▸ TASK DATA:
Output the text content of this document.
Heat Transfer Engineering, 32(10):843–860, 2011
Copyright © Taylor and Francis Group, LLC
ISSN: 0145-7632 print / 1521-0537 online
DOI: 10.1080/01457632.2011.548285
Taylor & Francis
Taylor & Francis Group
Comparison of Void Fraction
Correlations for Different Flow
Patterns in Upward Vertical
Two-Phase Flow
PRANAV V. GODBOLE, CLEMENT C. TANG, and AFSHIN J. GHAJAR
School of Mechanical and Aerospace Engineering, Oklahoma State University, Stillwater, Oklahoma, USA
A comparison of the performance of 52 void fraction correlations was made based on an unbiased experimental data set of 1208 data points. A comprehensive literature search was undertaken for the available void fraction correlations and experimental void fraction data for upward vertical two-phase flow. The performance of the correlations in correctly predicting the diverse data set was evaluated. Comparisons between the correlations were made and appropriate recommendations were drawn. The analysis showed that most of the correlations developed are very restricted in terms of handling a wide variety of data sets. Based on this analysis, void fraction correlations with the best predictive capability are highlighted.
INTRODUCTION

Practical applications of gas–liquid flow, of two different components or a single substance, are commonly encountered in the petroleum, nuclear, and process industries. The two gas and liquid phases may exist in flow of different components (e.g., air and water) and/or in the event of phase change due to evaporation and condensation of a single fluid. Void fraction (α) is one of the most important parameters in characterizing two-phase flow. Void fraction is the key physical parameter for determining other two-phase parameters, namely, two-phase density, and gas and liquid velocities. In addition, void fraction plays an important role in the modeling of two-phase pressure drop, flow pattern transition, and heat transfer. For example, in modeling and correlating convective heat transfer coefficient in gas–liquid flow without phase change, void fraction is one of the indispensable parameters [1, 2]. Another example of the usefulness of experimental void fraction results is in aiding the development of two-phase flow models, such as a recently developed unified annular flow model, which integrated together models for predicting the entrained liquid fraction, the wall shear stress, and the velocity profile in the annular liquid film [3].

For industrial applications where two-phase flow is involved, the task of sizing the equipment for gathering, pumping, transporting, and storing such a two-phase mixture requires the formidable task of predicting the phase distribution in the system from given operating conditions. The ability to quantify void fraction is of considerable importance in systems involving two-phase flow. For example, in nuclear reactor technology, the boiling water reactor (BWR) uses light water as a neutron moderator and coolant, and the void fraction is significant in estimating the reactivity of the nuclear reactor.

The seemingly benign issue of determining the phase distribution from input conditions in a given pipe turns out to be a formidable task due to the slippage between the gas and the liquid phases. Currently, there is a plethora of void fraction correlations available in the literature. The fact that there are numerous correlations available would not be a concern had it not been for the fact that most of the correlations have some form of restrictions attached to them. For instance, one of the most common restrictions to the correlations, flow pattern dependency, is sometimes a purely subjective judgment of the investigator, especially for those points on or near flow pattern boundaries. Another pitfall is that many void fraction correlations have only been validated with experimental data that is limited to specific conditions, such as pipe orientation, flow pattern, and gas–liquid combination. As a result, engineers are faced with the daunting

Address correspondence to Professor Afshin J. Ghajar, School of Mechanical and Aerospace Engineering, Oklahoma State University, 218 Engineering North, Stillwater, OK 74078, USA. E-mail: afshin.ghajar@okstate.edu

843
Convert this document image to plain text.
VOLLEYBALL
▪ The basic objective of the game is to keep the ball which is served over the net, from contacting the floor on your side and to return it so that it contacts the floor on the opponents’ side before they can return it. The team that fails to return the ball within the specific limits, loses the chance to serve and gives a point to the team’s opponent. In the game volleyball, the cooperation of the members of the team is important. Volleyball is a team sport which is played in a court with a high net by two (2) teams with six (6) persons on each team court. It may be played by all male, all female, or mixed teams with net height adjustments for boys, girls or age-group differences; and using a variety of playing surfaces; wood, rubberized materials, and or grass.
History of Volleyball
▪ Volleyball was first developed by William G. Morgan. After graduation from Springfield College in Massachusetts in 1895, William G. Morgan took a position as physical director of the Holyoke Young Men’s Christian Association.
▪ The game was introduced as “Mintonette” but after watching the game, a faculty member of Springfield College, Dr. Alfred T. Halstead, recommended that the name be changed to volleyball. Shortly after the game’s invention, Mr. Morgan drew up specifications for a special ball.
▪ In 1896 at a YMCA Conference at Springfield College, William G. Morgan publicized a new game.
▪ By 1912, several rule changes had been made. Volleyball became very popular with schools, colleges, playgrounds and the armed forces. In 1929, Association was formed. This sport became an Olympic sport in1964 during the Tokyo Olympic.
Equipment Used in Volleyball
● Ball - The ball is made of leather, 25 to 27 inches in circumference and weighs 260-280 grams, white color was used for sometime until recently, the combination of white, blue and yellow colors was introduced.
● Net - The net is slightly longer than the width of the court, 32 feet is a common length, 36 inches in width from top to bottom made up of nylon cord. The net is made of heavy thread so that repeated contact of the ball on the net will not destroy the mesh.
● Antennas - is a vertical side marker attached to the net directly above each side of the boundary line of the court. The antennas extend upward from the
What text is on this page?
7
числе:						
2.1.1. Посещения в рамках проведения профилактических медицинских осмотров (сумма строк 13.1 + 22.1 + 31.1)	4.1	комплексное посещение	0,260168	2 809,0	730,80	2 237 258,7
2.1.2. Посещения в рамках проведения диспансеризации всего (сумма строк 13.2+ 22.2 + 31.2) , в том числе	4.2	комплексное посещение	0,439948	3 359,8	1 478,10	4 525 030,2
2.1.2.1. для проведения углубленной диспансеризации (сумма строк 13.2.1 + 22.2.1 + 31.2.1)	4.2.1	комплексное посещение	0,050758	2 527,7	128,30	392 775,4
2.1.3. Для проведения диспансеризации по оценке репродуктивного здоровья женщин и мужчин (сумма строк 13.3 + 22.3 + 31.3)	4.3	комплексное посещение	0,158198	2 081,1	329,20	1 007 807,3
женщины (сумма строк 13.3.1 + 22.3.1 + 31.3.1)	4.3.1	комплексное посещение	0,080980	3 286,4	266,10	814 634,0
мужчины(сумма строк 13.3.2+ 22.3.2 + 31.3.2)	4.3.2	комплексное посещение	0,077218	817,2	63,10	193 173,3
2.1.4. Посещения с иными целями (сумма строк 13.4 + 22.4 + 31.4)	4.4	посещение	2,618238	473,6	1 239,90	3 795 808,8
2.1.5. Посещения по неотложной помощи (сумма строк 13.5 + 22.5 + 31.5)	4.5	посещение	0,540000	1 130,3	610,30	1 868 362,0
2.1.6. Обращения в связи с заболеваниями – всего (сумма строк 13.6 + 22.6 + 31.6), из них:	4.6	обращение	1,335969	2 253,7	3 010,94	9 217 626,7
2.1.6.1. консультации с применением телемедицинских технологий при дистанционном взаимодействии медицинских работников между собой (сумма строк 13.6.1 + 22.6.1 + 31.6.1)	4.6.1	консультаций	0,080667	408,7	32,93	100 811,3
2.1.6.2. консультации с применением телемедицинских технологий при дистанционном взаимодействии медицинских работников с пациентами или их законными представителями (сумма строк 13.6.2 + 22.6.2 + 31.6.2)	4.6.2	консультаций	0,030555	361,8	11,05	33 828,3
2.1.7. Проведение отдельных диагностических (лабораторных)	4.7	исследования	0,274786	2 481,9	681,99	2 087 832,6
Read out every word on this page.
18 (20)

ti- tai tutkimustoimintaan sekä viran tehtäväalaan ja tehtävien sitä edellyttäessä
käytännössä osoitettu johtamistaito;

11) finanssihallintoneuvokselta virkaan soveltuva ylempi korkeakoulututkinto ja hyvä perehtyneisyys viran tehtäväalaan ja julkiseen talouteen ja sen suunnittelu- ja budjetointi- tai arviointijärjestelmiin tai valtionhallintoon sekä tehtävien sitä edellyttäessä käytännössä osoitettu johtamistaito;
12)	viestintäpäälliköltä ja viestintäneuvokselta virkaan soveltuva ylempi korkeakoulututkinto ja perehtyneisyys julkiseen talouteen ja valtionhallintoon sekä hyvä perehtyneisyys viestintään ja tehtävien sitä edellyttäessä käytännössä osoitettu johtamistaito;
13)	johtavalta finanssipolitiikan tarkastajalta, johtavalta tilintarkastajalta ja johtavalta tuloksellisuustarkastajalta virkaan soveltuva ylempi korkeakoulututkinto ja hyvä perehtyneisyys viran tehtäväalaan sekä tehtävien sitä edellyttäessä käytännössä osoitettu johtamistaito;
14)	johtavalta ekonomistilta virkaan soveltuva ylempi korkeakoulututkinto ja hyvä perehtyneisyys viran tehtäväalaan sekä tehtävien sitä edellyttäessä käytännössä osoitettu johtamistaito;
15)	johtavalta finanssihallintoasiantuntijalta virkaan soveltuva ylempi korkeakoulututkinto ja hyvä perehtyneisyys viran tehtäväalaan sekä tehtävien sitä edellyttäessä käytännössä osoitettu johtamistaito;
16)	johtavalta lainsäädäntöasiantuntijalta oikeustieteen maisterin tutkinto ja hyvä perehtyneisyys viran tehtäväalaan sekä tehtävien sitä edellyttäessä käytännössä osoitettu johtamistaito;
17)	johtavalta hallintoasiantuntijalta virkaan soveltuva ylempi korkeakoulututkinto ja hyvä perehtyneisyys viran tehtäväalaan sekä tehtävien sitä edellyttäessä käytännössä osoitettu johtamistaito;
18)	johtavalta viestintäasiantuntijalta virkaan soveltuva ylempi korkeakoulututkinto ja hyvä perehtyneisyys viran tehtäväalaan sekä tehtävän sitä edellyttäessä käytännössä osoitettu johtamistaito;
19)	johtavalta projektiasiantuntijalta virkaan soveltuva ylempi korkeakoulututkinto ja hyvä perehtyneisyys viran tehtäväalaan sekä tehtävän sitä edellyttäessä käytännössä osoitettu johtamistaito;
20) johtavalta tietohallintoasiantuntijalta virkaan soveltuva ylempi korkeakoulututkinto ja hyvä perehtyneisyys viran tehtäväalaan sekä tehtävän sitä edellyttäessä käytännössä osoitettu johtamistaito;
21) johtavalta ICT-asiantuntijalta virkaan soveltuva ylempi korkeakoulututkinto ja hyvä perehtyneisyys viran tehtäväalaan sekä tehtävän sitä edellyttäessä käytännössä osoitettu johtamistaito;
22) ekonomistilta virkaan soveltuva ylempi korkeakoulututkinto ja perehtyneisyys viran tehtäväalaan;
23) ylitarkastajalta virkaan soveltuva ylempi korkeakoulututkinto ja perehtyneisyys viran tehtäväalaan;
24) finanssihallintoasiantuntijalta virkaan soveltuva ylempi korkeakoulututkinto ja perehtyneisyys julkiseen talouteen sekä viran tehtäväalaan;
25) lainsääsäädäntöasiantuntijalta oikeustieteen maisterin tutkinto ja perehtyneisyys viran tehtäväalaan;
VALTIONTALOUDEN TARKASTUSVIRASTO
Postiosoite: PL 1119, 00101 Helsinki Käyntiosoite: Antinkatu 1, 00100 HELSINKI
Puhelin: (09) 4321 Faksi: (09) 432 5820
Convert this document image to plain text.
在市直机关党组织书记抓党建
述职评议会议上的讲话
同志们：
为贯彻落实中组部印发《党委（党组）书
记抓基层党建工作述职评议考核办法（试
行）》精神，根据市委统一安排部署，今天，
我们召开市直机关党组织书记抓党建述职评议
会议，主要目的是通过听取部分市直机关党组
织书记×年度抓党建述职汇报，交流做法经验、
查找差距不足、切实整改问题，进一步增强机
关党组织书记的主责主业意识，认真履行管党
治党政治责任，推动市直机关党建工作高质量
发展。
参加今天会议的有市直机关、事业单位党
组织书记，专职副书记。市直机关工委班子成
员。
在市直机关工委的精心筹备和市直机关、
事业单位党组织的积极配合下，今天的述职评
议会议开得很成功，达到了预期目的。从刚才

▸ EXERCISE TASK: Identify the lines that contain the string "attached", and copy every one of them.

▸ TASK OUTPUT:
The seemingly benign issue of determining the phase distribution from input conditions in a given pipe turns out to be a formidable task due to the slippage between the gas and the liquid phases. Currently, there is a plethora of void fraction correlations available in the literature. The fact that there are numerous correlations available would not be a concern had it not been for the fact that most of the correlations have some form of restrictions attached to them. For instance, one of the most common restrictions to the correlations, flow pattern dependency, is sometimes a purely subjective judgment of the investigator, especially for those points on or near flow pattern boundaries. Another pitfall is that many void fraction correlations have only been validated with experimental data that is limited to specific conditions, such as pipe orientation, flow pattern, and gas–liquid combination. As a result, engineers are faced with the daunting
● Antennas - is a vertical side marker attached to the net directly above each side of the boundary line of the court. The antennas extend upward from the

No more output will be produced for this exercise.